PROVIDED INFORMATION:
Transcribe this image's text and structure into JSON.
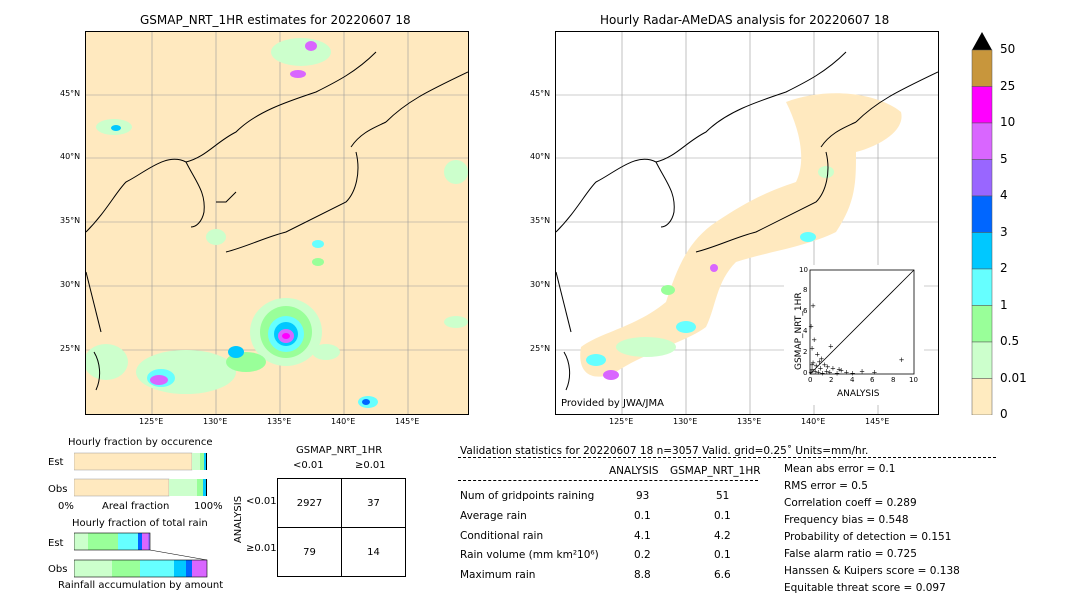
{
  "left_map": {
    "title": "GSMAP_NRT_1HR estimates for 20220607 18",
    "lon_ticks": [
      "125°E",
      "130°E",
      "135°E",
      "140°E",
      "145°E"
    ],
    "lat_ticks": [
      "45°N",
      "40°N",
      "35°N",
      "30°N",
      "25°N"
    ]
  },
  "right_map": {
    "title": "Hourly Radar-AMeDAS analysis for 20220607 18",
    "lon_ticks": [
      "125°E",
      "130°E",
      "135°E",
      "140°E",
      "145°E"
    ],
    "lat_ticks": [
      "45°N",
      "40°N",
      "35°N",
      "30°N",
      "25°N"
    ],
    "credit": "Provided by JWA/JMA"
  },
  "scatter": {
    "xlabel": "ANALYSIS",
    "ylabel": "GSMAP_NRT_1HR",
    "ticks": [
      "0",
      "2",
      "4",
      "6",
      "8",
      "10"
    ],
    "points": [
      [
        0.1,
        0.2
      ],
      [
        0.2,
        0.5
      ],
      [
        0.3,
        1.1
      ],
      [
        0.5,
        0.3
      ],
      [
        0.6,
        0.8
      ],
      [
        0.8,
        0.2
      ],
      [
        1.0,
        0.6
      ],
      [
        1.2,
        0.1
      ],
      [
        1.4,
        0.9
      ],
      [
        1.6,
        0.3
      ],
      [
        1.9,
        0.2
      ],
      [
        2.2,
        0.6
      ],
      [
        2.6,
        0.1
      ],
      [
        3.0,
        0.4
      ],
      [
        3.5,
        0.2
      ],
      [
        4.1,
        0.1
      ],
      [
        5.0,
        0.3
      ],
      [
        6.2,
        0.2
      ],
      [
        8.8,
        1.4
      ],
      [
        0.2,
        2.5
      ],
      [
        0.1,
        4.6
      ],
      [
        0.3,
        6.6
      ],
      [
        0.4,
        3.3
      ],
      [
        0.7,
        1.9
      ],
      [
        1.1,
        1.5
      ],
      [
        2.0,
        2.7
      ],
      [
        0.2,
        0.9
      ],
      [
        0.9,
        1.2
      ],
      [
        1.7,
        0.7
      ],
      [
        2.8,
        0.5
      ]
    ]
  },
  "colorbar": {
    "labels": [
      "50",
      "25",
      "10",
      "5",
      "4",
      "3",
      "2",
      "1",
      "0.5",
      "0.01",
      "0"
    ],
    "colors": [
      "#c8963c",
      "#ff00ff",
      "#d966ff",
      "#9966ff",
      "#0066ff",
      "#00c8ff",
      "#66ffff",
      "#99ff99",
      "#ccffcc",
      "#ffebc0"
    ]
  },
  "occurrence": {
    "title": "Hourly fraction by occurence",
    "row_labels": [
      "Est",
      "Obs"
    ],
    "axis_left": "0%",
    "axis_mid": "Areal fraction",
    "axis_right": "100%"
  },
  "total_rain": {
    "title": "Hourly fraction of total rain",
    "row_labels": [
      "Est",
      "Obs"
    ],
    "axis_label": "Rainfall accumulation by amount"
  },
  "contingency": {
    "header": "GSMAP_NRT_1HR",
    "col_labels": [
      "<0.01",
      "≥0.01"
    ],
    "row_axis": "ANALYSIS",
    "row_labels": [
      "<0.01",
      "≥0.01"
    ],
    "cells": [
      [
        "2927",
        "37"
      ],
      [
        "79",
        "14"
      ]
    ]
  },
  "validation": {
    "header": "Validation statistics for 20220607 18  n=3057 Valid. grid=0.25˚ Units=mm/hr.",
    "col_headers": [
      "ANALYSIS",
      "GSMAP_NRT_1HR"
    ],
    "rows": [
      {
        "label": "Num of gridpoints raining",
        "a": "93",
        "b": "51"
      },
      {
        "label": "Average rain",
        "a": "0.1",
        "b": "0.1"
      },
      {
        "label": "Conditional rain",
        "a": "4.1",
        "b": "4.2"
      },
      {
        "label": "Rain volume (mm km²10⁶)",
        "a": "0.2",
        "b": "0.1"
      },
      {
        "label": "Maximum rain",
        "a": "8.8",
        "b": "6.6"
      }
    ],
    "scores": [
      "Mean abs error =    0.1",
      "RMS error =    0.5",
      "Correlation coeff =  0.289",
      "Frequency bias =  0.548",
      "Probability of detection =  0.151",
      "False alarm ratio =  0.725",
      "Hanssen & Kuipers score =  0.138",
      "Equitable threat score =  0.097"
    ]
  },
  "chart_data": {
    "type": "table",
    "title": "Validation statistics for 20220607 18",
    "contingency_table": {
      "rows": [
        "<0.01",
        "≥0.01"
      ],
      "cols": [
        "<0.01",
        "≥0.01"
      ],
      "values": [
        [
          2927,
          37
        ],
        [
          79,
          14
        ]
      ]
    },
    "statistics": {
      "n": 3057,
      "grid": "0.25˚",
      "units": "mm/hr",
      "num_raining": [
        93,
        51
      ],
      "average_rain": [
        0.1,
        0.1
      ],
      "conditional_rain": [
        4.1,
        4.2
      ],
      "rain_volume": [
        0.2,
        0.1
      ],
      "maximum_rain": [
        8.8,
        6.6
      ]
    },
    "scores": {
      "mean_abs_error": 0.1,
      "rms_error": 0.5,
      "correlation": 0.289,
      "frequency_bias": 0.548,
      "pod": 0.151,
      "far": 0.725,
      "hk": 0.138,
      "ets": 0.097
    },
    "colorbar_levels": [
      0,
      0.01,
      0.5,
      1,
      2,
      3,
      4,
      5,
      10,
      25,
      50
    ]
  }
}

--

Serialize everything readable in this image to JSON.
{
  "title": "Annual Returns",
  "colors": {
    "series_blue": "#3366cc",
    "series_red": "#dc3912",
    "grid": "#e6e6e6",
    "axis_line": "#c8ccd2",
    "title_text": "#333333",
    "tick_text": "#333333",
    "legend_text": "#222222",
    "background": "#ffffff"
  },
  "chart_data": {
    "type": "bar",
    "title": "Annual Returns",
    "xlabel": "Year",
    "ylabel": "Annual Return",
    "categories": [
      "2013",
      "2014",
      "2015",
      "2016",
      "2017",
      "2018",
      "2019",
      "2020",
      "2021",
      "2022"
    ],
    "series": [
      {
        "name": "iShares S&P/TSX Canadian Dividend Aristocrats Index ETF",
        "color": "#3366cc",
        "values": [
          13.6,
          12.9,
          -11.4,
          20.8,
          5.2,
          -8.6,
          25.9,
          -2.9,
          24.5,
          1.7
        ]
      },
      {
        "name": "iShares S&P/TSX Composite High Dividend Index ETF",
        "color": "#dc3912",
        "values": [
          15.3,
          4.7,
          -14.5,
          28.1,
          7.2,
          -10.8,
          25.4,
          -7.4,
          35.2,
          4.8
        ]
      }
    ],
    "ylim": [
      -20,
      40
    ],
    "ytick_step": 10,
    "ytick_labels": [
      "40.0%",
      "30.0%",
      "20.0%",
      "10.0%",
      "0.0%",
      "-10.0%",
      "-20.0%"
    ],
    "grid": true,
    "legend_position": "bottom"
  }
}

==

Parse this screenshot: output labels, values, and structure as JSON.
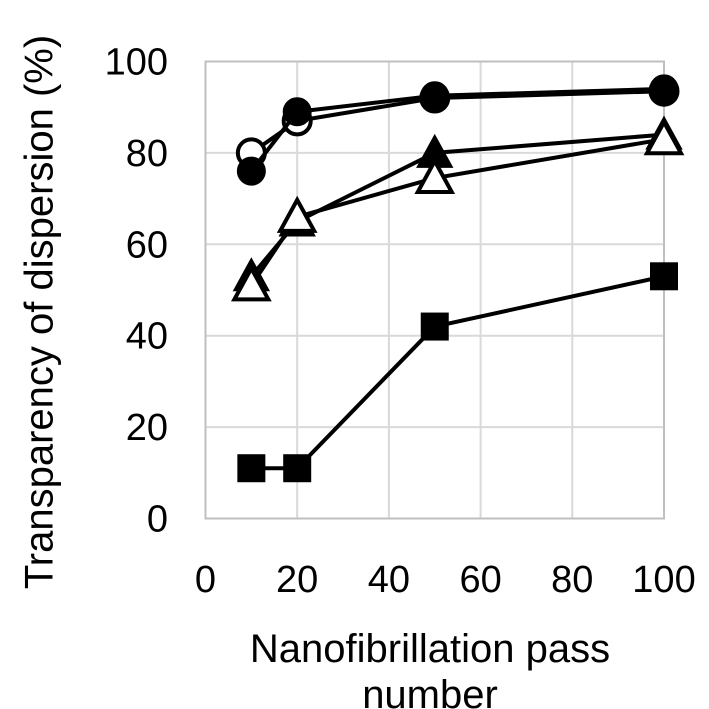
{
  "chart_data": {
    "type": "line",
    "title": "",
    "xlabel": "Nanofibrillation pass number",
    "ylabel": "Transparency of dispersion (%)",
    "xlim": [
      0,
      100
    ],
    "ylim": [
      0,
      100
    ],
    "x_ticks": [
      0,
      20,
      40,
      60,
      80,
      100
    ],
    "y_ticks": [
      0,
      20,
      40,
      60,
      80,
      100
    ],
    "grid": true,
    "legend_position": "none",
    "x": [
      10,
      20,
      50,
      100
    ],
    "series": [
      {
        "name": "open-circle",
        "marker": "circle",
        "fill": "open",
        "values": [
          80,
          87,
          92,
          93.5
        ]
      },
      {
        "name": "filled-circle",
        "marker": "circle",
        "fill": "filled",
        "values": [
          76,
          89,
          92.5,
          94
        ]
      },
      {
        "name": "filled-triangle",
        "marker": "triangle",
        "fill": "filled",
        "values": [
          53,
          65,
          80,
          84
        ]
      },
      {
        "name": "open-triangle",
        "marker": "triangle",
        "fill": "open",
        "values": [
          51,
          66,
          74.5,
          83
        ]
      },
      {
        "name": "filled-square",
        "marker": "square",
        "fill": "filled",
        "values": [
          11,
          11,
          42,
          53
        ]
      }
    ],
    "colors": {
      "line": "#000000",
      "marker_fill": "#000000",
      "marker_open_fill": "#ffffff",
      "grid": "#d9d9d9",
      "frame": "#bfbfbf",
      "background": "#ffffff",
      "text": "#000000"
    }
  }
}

CHALLENGE: In the listing above, find the lines holding the word "this" and copy them.

TASK OUTPUT:
Transcribe this image's text and structure into JSON.
Serialize everything readable in this image to JSON.
Parse this screenshot: output labels, values, and structure as JSON.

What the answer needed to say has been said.